> [WRITTEN INSTRUCTION]
Below is a set of records; print all of them exactly as written.

--- START OF RECORDS FOR THE EXERCISE ---

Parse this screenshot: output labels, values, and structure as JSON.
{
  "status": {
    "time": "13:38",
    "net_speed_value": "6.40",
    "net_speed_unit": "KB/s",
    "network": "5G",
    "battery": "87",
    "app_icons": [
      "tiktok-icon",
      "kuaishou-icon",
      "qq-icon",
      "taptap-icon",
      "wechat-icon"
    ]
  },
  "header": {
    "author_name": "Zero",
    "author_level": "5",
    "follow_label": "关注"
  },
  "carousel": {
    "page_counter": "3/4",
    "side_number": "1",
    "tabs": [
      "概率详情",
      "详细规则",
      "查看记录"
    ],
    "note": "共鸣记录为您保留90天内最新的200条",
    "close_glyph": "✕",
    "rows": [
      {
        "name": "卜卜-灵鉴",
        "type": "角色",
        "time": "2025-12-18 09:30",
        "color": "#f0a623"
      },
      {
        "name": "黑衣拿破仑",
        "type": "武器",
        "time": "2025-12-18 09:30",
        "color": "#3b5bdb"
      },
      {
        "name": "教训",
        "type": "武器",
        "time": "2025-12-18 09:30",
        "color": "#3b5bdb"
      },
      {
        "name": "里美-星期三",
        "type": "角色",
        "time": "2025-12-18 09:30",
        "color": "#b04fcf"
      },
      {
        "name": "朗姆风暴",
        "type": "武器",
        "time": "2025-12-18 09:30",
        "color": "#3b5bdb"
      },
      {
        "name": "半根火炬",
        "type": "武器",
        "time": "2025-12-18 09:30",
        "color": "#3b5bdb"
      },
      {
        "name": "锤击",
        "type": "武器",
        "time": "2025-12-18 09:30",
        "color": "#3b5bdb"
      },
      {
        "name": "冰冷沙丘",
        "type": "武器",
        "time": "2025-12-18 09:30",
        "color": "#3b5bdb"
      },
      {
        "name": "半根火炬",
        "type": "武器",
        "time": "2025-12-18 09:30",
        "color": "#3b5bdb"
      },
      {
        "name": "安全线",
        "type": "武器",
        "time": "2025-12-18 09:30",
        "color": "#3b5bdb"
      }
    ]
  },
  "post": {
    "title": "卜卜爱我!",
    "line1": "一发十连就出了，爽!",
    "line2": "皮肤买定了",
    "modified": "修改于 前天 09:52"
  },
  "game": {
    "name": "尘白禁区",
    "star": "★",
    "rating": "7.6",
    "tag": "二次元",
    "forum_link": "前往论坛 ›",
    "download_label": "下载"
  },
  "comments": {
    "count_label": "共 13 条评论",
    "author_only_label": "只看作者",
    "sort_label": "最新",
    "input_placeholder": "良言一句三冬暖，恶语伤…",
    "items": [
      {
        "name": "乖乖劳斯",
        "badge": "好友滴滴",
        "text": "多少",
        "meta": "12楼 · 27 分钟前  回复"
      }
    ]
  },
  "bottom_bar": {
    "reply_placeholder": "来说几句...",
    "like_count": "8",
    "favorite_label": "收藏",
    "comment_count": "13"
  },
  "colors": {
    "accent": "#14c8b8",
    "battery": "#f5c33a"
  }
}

--- END OF RECORDS FOR THE EXERCISE ---

> [EXERCISE RESPONSE]
Parse this screenshot: output labels, values, and structure as JSON.
{
  "status": {
    "time": "13:38",
    "net_speed_value": "6.40",
    "net_speed_unit": "KB/s",
    "network": "5G",
    "battery": "87",
    "app_icons": [
      "tiktok-icon",
      "kuaishou-icon",
      "qq-icon",
      "taptap-icon",
      "wechat-icon"
    ]
  },
  "header": {
    "author_name": "Zero",
    "author_level": "5",
    "follow_label": "关注"
  },
  "carousel": {
    "page_counter": "3/4",
    "side_number": "1",
    "tabs": [
      "概率详情",
      "详细规则",
      "查看记录"
    ],
    "note": "共鸣记录为您保留90天内最新的200条",
    "close_glyph": "✕",
    "rows": [
      {
        "name": "卜卜-灵鉴",
        "type": "角色",
        "time": "2025-12-18 09:30",
        "color": "#f0a623"
      },
      {
        "name": "黑衣拿破仑",
        "type": "武器",
        "time": "2025-12-18 09:30",
        "color": "#3b5bdb"
      },
      {
        "name": "教训",
        "type": "武器",
        "time": "2025-12-18 09:30",
        "color": "#3b5bdb"
      },
      {
        "name": "里美-星期三",
        "type": "角色",
        "time": "2025-12-18 09:30",
        "color": "#b04fcf"
      },
      {
        "name": "朗姆风暴",
        "type": "武器",
        "time": "2025-12-18 09:30",
        "color": "#3b5bdb"
      },
      {
        "name": "半根火炬",
        "type": "武器",
        "time": "2025-12-18 09:30",
        "color": "#3b5bdb"
      },
      {
        "name": "锤击",
        "type": "武器",
        "time": "2025-12-18 09:30",
        "color": "#3b5bdb"
      },
      {
        "name": "冰冷沙丘",
        "type": "武器",
        "time": "2025-12-18 09:30",
        "color": "#3b5bdb"
      },
      {
        "name": "半根火炬",
        "type": "武器",
        "time": "2025-12-18 09:30",
        "color": "#3b5bdb"
      },
      {
        "name": "安全线",
        "type": "武器",
        "time": "2025-12-18 09:30",
        "color": "#3b5bdb"
      }
    ]
  },
  "post": {
    "title": "卜卜爱我!",
    "line1": "一发十连就出了，爽!",
    "line2": "皮肤买定了",
    "modified": "修改于 前天 09:52"
  },
  "game": {
    "name": "尘白禁区",
    "star": "★",
    "rating": "7.6",
    "tag": "二次元",
    "forum_link": "前往论坛 ›",
    "download_label": "下载"
  },
  "comments": {
    "count_label": "共 13 条评论",
    "author_only_label": "只看作者",
    "sort_label": "最新",
    "input_placeholder": "良言一句三冬暖，恶语伤…",
    "items": [
      {
        "name": "乖乖劳斯",
        "badge": "好友滴滴",
        "text": "多少",
        "meta": "12楼 · 27 分钟前  回复"
      }
    ]
  },
  "bottom_bar": {
    "reply_placeholder": "来说几句...",
    "like_count": "8",
    "favorite_label": "收藏",
    "comment_count": "13"
  },
  "colors": {
    "accent": "#14c8b8",
    "battery": "#f5c33a"
  }
}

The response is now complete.